Render every line of the records below as a Markdown table with two columns, Row and Line, numbering the rows and skipping blank lines. Leave the pictures out.

Rows from a layout dataset:

Start

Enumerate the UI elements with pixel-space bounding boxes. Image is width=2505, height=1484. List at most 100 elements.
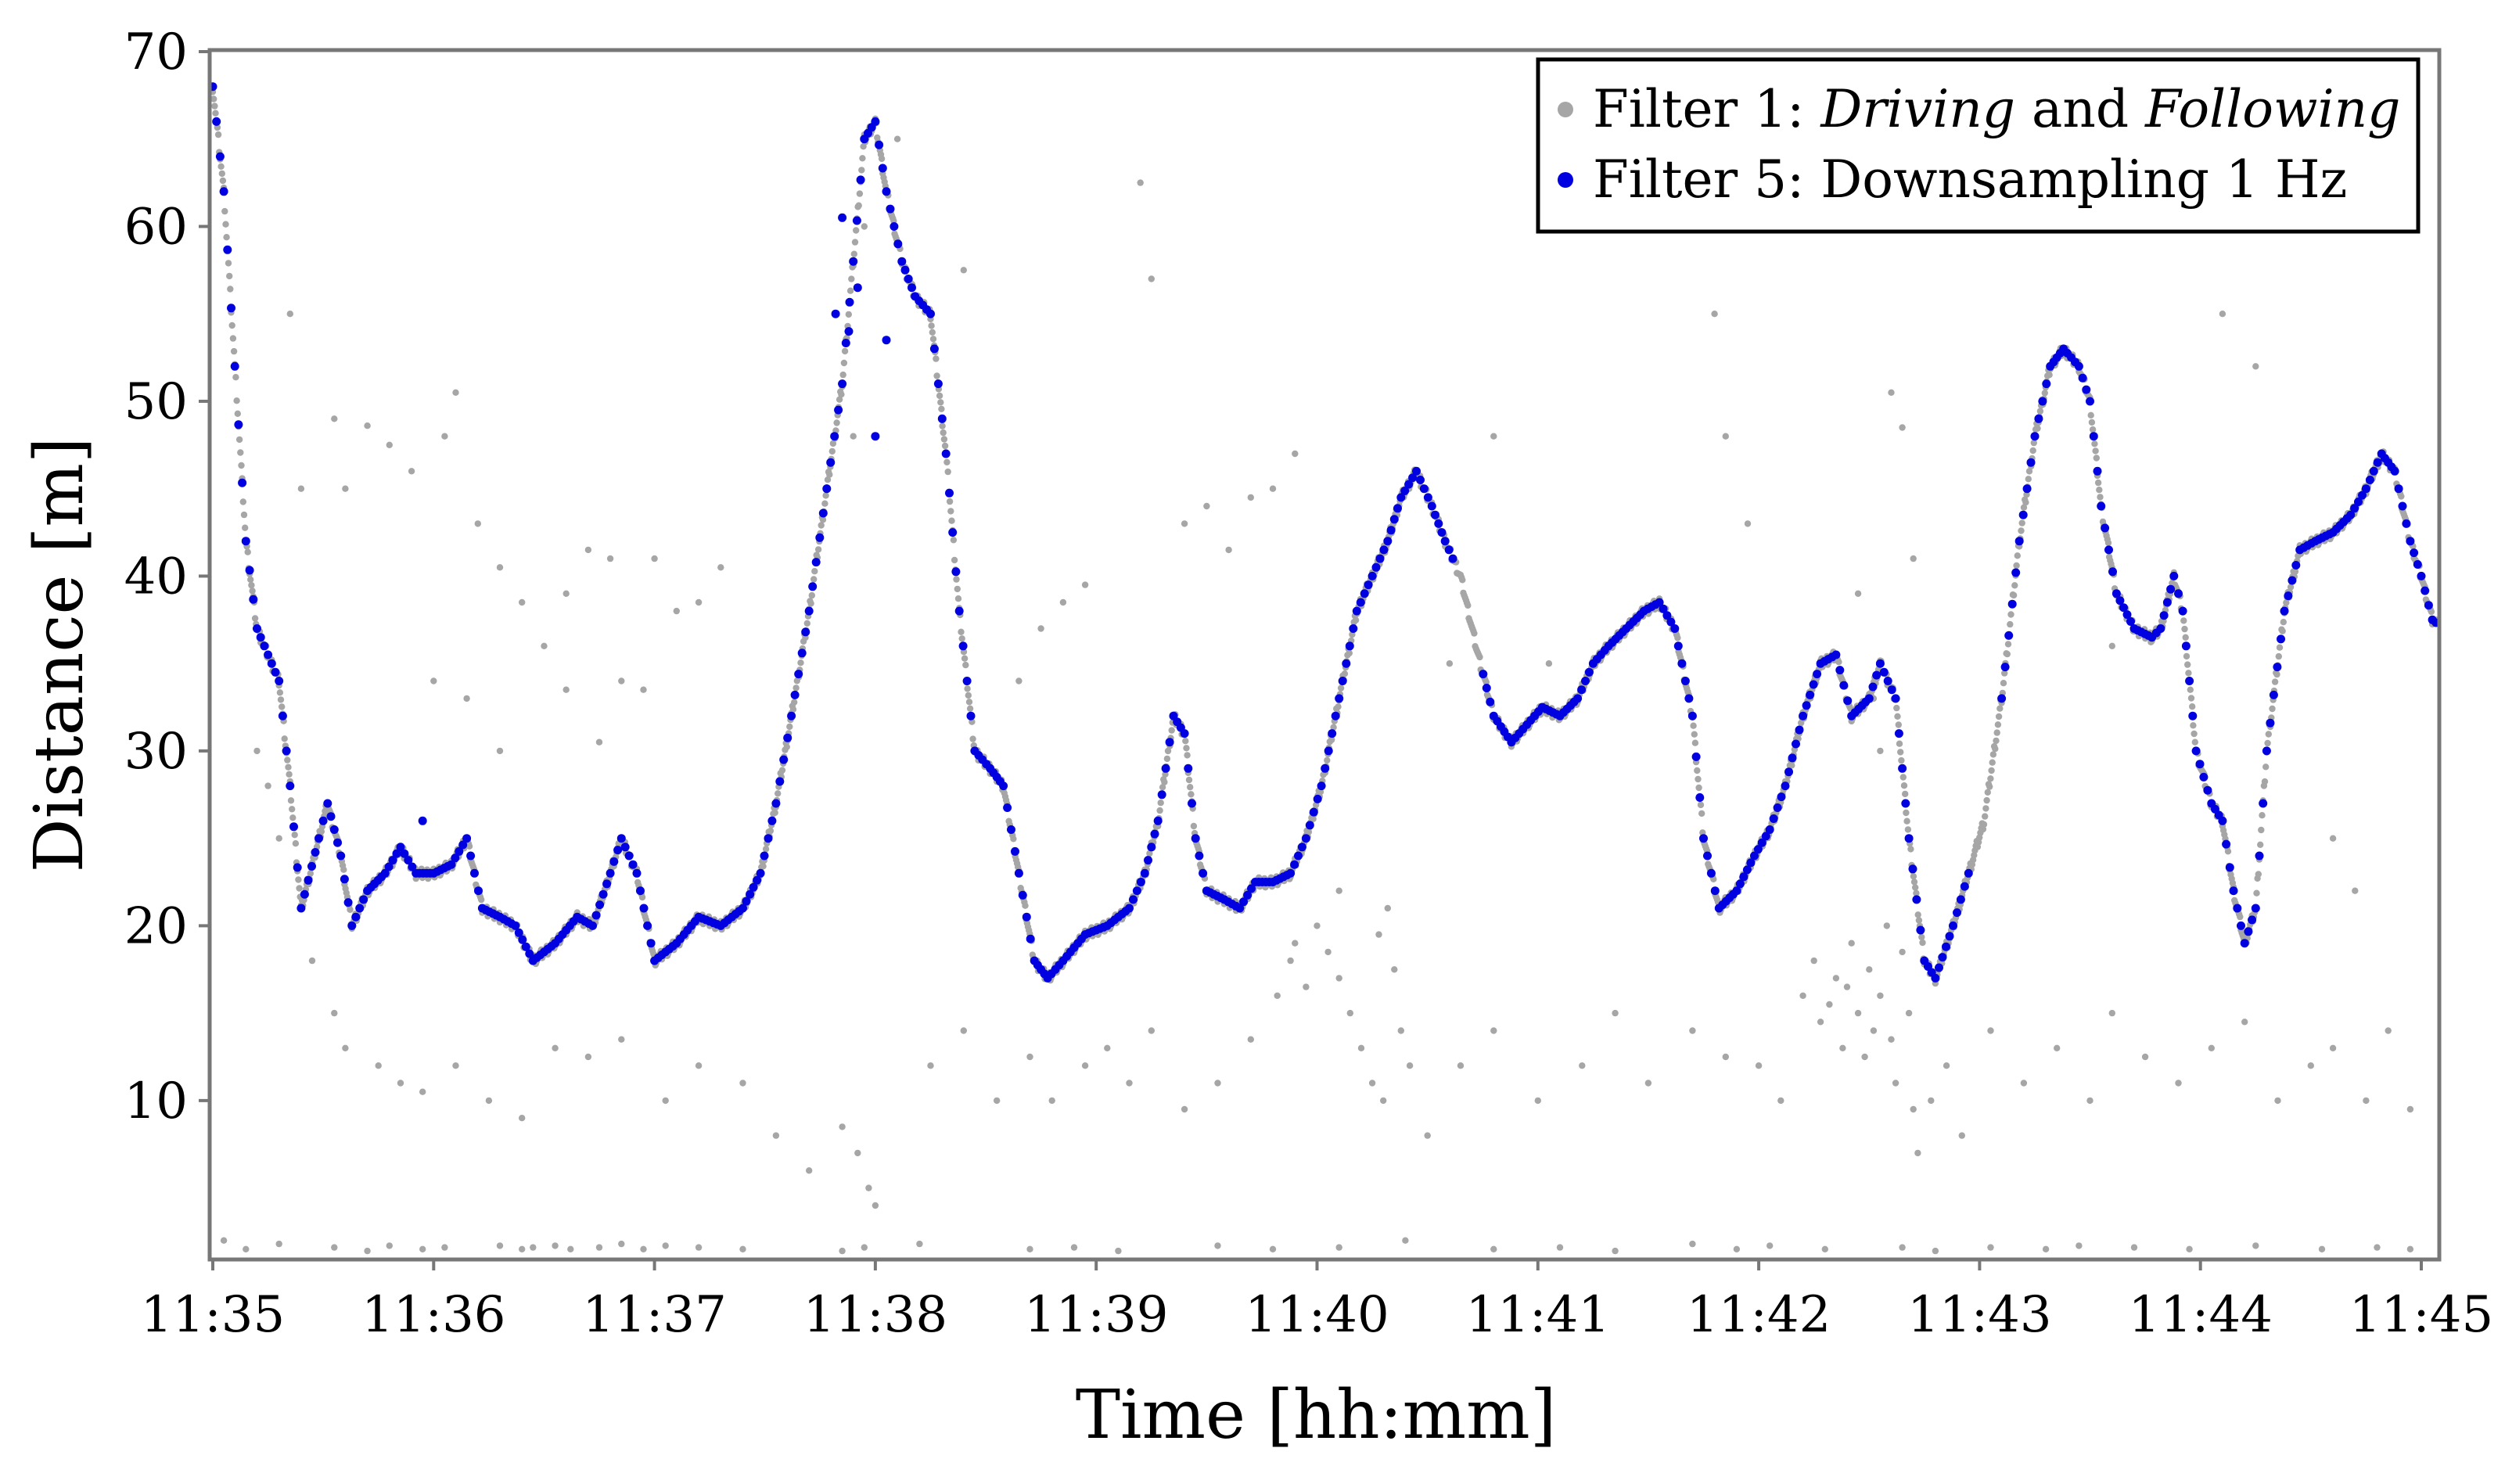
filter-1-point xyxy=(1188,791,1195,798)
filter-1-point xyxy=(2186,1245,2193,1253)
filter-1-point xyxy=(1225,546,1232,554)
filter-5-point xyxy=(340,875,349,884)
filter-5-point xyxy=(1157,790,1166,799)
filter-1-point xyxy=(1912,884,1919,891)
filter-5-point xyxy=(999,782,1008,791)
filter-1-point xyxy=(872,1202,879,1209)
filter-1-point xyxy=(1982,813,1989,820)
filter-1-point xyxy=(1156,807,1163,814)
filter-5-point xyxy=(2104,545,2113,555)
filter-1-point xyxy=(237,449,244,456)
filter-5-point xyxy=(746,889,755,899)
filter-5-point xyxy=(1317,782,1326,791)
filter-1-point xyxy=(1690,722,1697,729)
filter-1-point xyxy=(1048,1097,1055,1105)
filter-1-point xyxy=(1214,1242,1221,1249)
filter-5-point xyxy=(767,816,777,825)
filter-5-point xyxy=(787,711,796,720)
filter-1-point xyxy=(1711,311,1718,318)
filter-5-point xyxy=(307,861,316,871)
filter-1-point xyxy=(2184,661,2191,668)
filter-1-point xyxy=(285,764,292,771)
filter-5-point xyxy=(521,942,530,951)
plot-area-frame xyxy=(207,48,2442,1262)
filter-5-point xyxy=(1396,493,1406,502)
filter-5-point xyxy=(1375,554,1385,563)
filter-1-point xyxy=(230,347,238,355)
filter-5-point xyxy=(1695,793,1705,802)
filter-5-point xyxy=(1427,501,1436,511)
filter-5-point xyxy=(1400,487,1410,495)
filter-5-point xyxy=(2237,921,2245,930)
filter-1-point xyxy=(786,723,793,731)
filter-5-point xyxy=(2365,476,2374,484)
filter-1-point xyxy=(2255,871,2262,878)
filter-5-point xyxy=(1136,878,1145,886)
filter-1-point xyxy=(279,703,286,710)
filter-1-point xyxy=(2280,619,2287,626)
filter-1-point xyxy=(1766,1242,1774,1249)
filter-1-point xyxy=(1843,983,1851,990)
filter-5-point xyxy=(808,582,818,591)
filter-5-point xyxy=(2346,510,2356,519)
filter-5-point xyxy=(1440,537,1450,546)
filter-1-point xyxy=(1839,1044,1846,1052)
filter-5-point xyxy=(1360,589,1369,598)
filter-5-series xyxy=(208,82,2441,983)
filter-1-point xyxy=(2096,487,2103,494)
filter-5-point xyxy=(1018,890,1027,900)
filter-5-point xyxy=(1408,473,1418,483)
filter-5-point xyxy=(591,911,601,920)
filter-5-point xyxy=(2093,466,2102,476)
filter-1-point xyxy=(1992,746,1999,753)
filter-1-point xyxy=(275,1240,282,1248)
filter-1-point xyxy=(954,585,961,593)
filter-1-point xyxy=(819,516,827,523)
filter-5-point xyxy=(1356,598,1365,607)
filter-5-point xyxy=(2166,584,2176,594)
filter-1-point xyxy=(2182,634,2189,641)
filter-1-point xyxy=(1915,917,1923,924)
filter-5-point xyxy=(1022,912,1031,922)
filter-5-point xyxy=(466,851,476,861)
filter-1-point xyxy=(1900,782,1908,789)
filter-5-point xyxy=(1908,864,1917,874)
filter-5-point xyxy=(841,339,850,347)
filter-1-point xyxy=(855,202,862,209)
filter-5-point xyxy=(282,746,291,756)
filter-1-point xyxy=(944,468,951,476)
filter-5-point xyxy=(1165,738,1174,747)
filter-5-point xyxy=(2188,711,2198,720)
filter-5-point xyxy=(1321,764,1330,773)
filter-1-point xyxy=(2269,705,2276,713)
filter-5-point xyxy=(1352,606,1361,616)
filter-1-point xyxy=(253,747,261,755)
filter-5-point xyxy=(1960,882,1969,891)
filter-5-point xyxy=(595,900,605,910)
filter-5-point xyxy=(1750,851,1759,861)
filter-1-point xyxy=(2219,311,2226,318)
filter-5-point xyxy=(1868,682,1878,692)
filter-1-point xyxy=(375,1062,382,1069)
filter-1-point xyxy=(1910,1105,1917,1113)
filter-5-point xyxy=(613,846,623,855)
filter-5-point xyxy=(897,257,907,266)
filter-5-point xyxy=(2119,603,2128,613)
filter-1-point xyxy=(1893,704,1900,712)
x-tick-label: 11:41 xyxy=(1466,1286,1610,1344)
legend-part: and xyxy=(2015,79,2145,139)
filter-1-point xyxy=(386,441,393,448)
filter-1-point xyxy=(828,447,836,455)
filter-1-point xyxy=(717,564,724,571)
filter-5-point xyxy=(215,152,225,161)
filter-5-point xyxy=(2089,432,2098,441)
filter-5-point xyxy=(2273,663,2282,672)
filter-5-point xyxy=(1777,792,1786,802)
filter-5-point xyxy=(2291,561,2301,570)
filter-1-point xyxy=(1335,887,1342,894)
filter-1-point xyxy=(340,866,347,873)
filter-1-point xyxy=(1022,902,1029,909)
filter-1-point xyxy=(662,1242,669,1249)
filter-1-point xyxy=(1835,659,1842,666)
filter-1-point xyxy=(848,275,855,282)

End

■ IN RESPONSE:
| Row | Line |
|---|---|
| 1 | Enumerate the UI elements with pixel-space bounding boxes. Image is width=2505, height=1484. List at most 100 elements. |
| 2 | filter-1-point xyxy=(1188,791,1195,798) |
| 3 | filter-1-point xyxy=(2186,1245,2193,1253) |
| 4 | filter-1-point xyxy=(1225,546,1232,554) |
| 5 | filter-5-point xyxy=(340,875,349,884) |
| 6 | filter-5-point xyxy=(1157,790,1166,799) |
| 7 | filter-1-point xyxy=(1912,884,1919,891) |
| 8 | filter-5-point xyxy=(999,782,1008,791) |
| 9 | filter-1-point xyxy=(872,1202,879,1209) |
| 10 | filter-1-point xyxy=(1982,813,1989,820) |
| 11 | filter-1-point xyxy=(1156,807,1163,814) |
| 12 | filter-5-point xyxy=(2104,545,2113,555) |
| 13 | filter-1-point xyxy=(237,449,244,456) |
| 14 | filter-5-point xyxy=(746,889,755,899) |
| 15 | filter-5-point xyxy=(1317,782,1326,791) |
| 16 | filter-1-point xyxy=(1690,722,1697,729) |
| 17 | filter-1-point xyxy=(1048,1097,1055,1105) |
| 18 | filter-1-point xyxy=(1214,1242,1221,1249) |
| 19 | filter-5-point xyxy=(767,816,777,825) |
| 20 | filter-5-point xyxy=(787,711,796,720) |
| 21 | filter-1-point xyxy=(1711,311,1718,318) |
| 22 | filter-5-point xyxy=(307,861,316,871) |
| 23 | filter-1-point xyxy=(2184,661,2191,668) |
| 24 | filter-1-point xyxy=(285,764,292,771) |
| 25 | filter-5-point xyxy=(521,942,530,951) |
| 26 | plot-area-frame xyxy=(207,48,2442,1262) |
| 27 | filter-5-point xyxy=(1396,493,1406,502) |
| 28 | filter-5-point xyxy=(1375,554,1385,563) |
| 29 | filter-1-point xyxy=(230,347,238,355) |
| 30 | filter-5-point xyxy=(1695,793,1705,802) |
| 31 | filter-5-point xyxy=(1427,501,1436,511) |
| 32 | filter-5-point xyxy=(1400,487,1410,495) |
| 33 | filter-5-point xyxy=(2237,921,2245,930) |
| 34 | filter-1-point xyxy=(786,723,793,731) |
| 35 | filter-5-point xyxy=(2365,476,2374,484) |
| 36 | filter-1-point xyxy=(2255,871,2262,878) |
| 37 | filter-5-point xyxy=(1136,878,1145,886) |
| 38 | filter-1-point xyxy=(279,703,286,710) |
| 39 | filter-1-point xyxy=(2280,619,2287,626) |
| 40 | filter-1-point xyxy=(1766,1242,1774,1249) |
| 41 | filter-1-point xyxy=(1843,983,1851,990) |
| 42 | filter-5-point xyxy=(808,582,818,591) |
| 43 | filter-5-point xyxy=(2346,510,2356,519) |
| 44 | filter-5-point xyxy=(1440,537,1450,546) |
| 45 | filter-1-point xyxy=(1839,1044,1846,1052) |
| 46 | filter-5-point xyxy=(1360,589,1369,598) |
| 47 | filter-5-series xyxy=(208,82,2441,983) |
| 48 | filter-1-point xyxy=(2096,487,2103,494) |
| 49 | filter-5-point xyxy=(1018,890,1027,900) |
| 50 | filter-5-point xyxy=(1408,473,1418,483) |
| 51 | filter-5-point xyxy=(591,911,601,920) |
| 52 | filter-5-point xyxy=(2093,466,2102,476) |
| 53 | filter-1-point xyxy=(1992,746,1999,753) |
| 54 | filter-1-point xyxy=(275,1240,282,1248) |
| 55 | filter-1-point xyxy=(954,585,961,593) |
| 56 | filter-1-point xyxy=(819,516,827,523) |
| 57 | filter-5-point xyxy=(1356,598,1365,607) |
| 58 | filter-5-point xyxy=(2166,584,2176,594) |
| 59 | filter-1-point xyxy=(2182,634,2189,641) |
| 60 | filter-1-point xyxy=(1915,917,1923,924) |
| 61 | filter-5-point xyxy=(1022,912,1031,922) |
| 62 | filter-5-point xyxy=(466,851,476,861) |
| 63 | filter-1-point xyxy=(1900,782,1908,789) |
| 64 | filter-5-point xyxy=(1908,864,1917,874) |
| 65 | filter-5-point xyxy=(841,339,850,347) |
| 66 | filter-1-point xyxy=(855,202,862,209) |
| 67 | filter-5-point xyxy=(282,746,291,756) |
| 68 | filter-1-point xyxy=(944,468,951,476) |
| 69 | filter-5-point xyxy=(1165,738,1174,747) |
| 70 | filter-5-point xyxy=(2188,711,2198,720) |
| 71 | filter-5-point xyxy=(1321,764,1330,773) |
| 72 | filter-1-point xyxy=(2269,705,2276,713) |
| 73 | filter-5-point xyxy=(1352,606,1361,616) |
| 74 | filter-1-point xyxy=(253,747,261,755) |
| 75 | filter-5-point xyxy=(1960,882,1969,891) |
| 76 | filter-5-point xyxy=(595,900,605,910) |
| 77 | filter-5-point xyxy=(1750,851,1759,861) |
| 78 | filter-1-point xyxy=(2219,311,2226,318) |
| 79 | filter-5-point xyxy=(1868,682,1878,692) |
| 80 | filter-1-point xyxy=(375,1062,382,1069) |
| 81 | filter-1-point xyxy=(1910,1105,1917,1113) |
| 82 | filter-5-point xyxy=(613,846,623,855) |
| 83 | filter-5-point xyxy=(897,257,907,266) |
| 84 | filter-5-point xyxy=(2119,603,2128,613) |
| 85 | filter-1-point xyxy=(1893,704,1900,712) |
| 86 | x-tick-label: 11:41 xyxy=(1466,1286,1610,1344) |
| 87 | legend-part: and xyxy=(2015,79,2145,139) |
| 88 | filter-1-point xyxy=(386,441,393,448) |
| 89 | filter-1-point xyxy=(828,447,836,455) |
| 90 | filter-1-point xyxy=(717,564,724,571) |
| 91 | filter-5-point xyxy=(215,152,225,161) |
| 92 | filter-5-point xyxy=(2089,432,2098,441) |
| 93 | filter-5-point xyxy=(2273,663,2282,672) |
| 94 | filter-5-point xyxy=(1777,792,1786,802) |
| 95 | filter-5-point xyxy=(2291,561,2301,570) |
| 96 | filter-1-point xyxy=(1335,887,1342,894) |
| 97 | filter-1-point xyxy=(340,866,347,873) |
| 98 | filter-1-point xyxy=(1022,902,1029,909) |
| 99 | filter-1-point xyxy=(662,1242,669,1249) |
| 100 | filter-1-point xyxy=(1835,659,1842,666) |
| 101 | filter-1-point xyxy=(848,275,855,282) |